§ PROBLEM TO SOLVE
Search the data for the string "nRemoval" and extract every line where it appears.

Start of RECORDS SHOWN

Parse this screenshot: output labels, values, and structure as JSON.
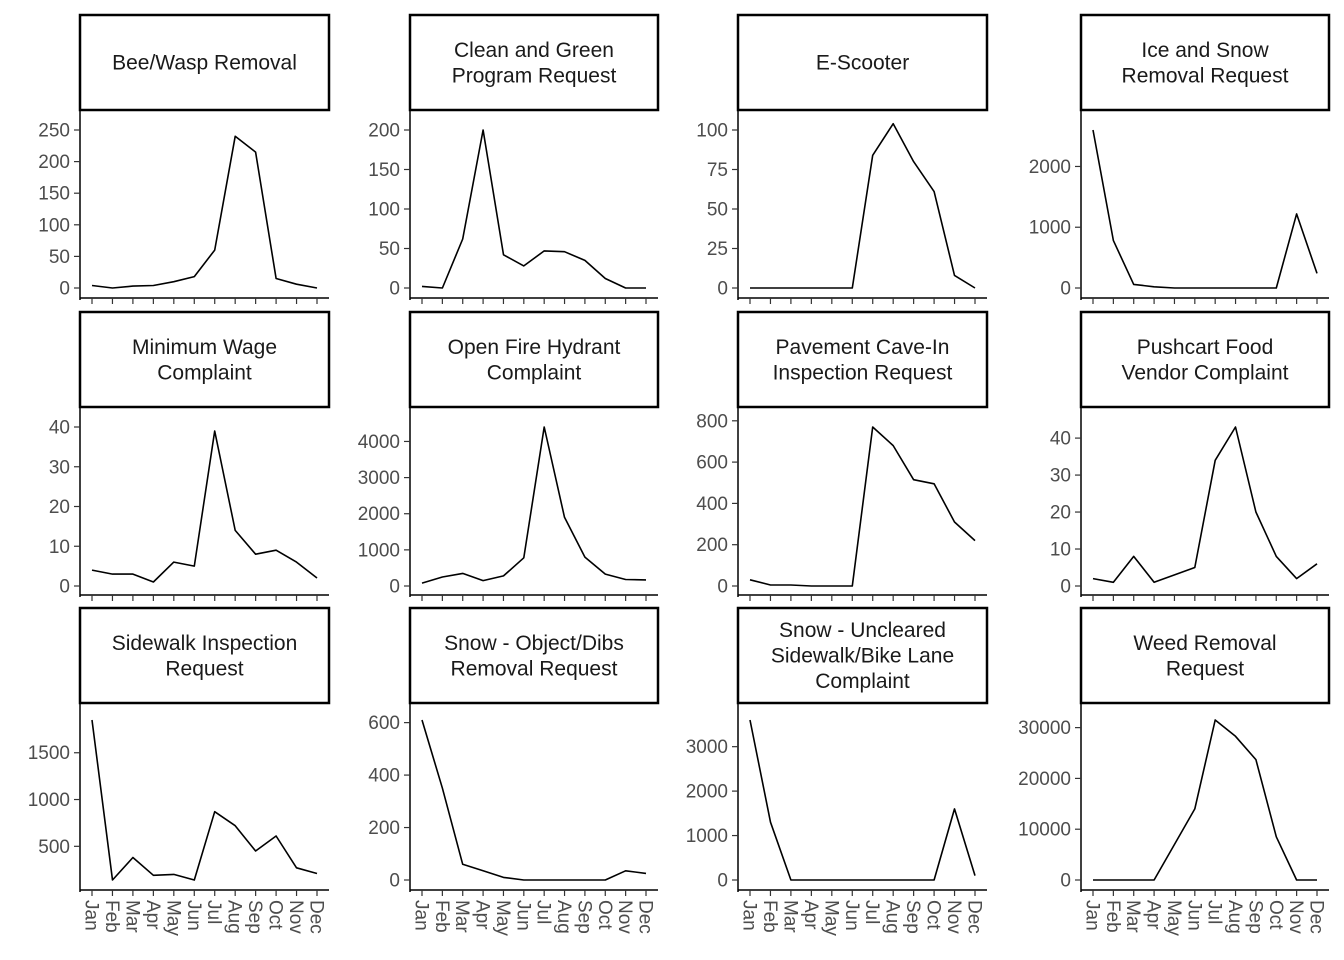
{
  "chart_data": {
    "type": "line",
    "layout": "facet-grid",
    "months": [
      "Jan",
      "Feb",
      "Mar",
      "Apr",
      "May",
      "Jun",
      "Jul",
      "Aug",
      "Sep",
      "Oct",
      "Nov",
      "Dec"
    ],
    "facets": [
      {
        "title": "Bee/Wasp Removal",
        "yticks": [
          0,
          50,
          100,
          150,
          200,
          250
        ],
        "ylim": [
          0,
          250
        ],
        "show_x": false,
        "values": [
          4,
          0,
          3,
          4,
          10,
          18,
          60,
          240,
          215,
          15,
          6,
          0
        ]
      },
      {
        "title": "Clean and Green\nProgram Request",
        "yticks": [
          0,
          50,
          100,
          150,
          200
        ],
        "ylim": [
          0,
          200
        ],
        "show_x": false,
        "values": [
          2,
          0,
          62,
          200,
          42,
          28,
          47,
          46,
          35,
          12,
          0,
          0
        ]
      },
      {
        "title": "E-Scooter",
        "yticks": [
          0,
          25,
          50,
          75,
          100
        ],
        "ylim": [
          0,
          100
        ],
        "show_x": false,
        "values": [
          0,
          0,
          0,
          0,
          0,
          0,
          84,
          104,
          80,
          61,
          8,
          0
        ]
      },
      {
        "title": "Ice and Snow\nRemoval Request",
        "yticks": [
          0,
          1000,
          2000
        ],
        "ylim": [
          0,
          2600
        ],
        "show_x": false,
        "values": [
          2600,
          780,
          60,
          20,
          0,
          0,
          0,
          0,
          0,
          0,
          1220,
          240
        ]
      },
      {
        "title": "Minimum Wage\nComplaint",
        "yticks": [
          0,
          10,
          20,
          30,
          40
        ],
        "ylim": [
          0,
          40
        ],
        "show_x": false,
        "values": [
          4,
          3,
          3,
          1,
          6,
          5,
          39,
          14,
          8,
          9,
          6,
          2
        ]
      },
      {
        "title": "Open Fire Hydrant\nComplaint",
        "yticks": [
          0,
          1000,
          2000,
          3000,
          4000
        ],
        "ylim": [
          0,
          4400
        ],
        "show_x": false,
        "values": [
          80,
          250,
          350,
          150,
          280,
          780,
          4400,
          1900,
          800,
          330,
          180,
          170
        ]
      },
      {
        "title": "Pavement Cave-In\nInspection Request",
        "yticks": [
          0,
          200,
          400,
          600,
          800
        ],
        "ylim": [
          0,
          770
        ],
        "show_x": false,
        "values": [
          30,
          5,
          5,
          0,
          0,
          0,
          770,
          680,
          515,
          495,
          310,
          220
        ]
      },
      {
        "title": "Pushcart Food\nVendor Complaint",
        "yticks": [
          0,
          10,
          20,
          30,
          40
        ],
        "ylim": [
          0,
          43
        ],
        "show_x": false,
        "values": [
          2,
          1,
          8,
          1,
          3,
          5,
          34,
          43,
          20,
          8,
          2,
          6
        ]
      },
      {
        "title": "Sidewalk Inspection\nRequest",
        "yticks": [
          500,
          1000,
          1500
        ],
        "ylim": [
          140,
          1850
        ],
        "show_x": true,
        "values": [
          1850,
          140,
          380,
          190,
          200,
          140,
          870,
          720,
          450,
          610,
          270,
          210
        ]
      },
      {
        "title": "Snow - Object/Dibs\nRemoval Request",
        "yticks": [
          0,
          200,
          400,
          600
        ],
        "ylim": [
          0,
          610
        ],
        "show_x": true,
        "values": [
          610,
          350,
          60,
          35,
          10,
          0,
          0,
          0,
          0,
          0,
          35,
          25
        ]
      },
      {
        "title": "Snow - Uncleared\nSidewalk/Bike Lane\nComplaint",
        "yticks": [
          0,
          1000,
          2000,
          3000
        ],
        "ylim": [
          0,
          3600
        ],
        "show_x": true,
        "values": [
          3600,
          1300,
          0,
          0,
          0,
          0,
          0,
          0,
          0,
          0,
          1600,
          100
        ]
      },
      {
        "title": "Weed Removal\nRequest",
        "yticks": [
          0,
          10000,
          20000,
          30000
        ],
        "ylim": [
          0,
          31500
        ],
        "show_x": true,
        "values": [
          0,
          0,
          0,
          0,
          7000,
          14000,
          31500,
          28300,
          23700,
          8500,
          0,
          0
        ]
      }
    ]
  }
}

End of RECORDS SHOWN

§ SOLUTION BELOW
        "title": "Ice and Snow\nRemoval Request",
        "title": "Snow - Object/Dibs\nRemoval Request",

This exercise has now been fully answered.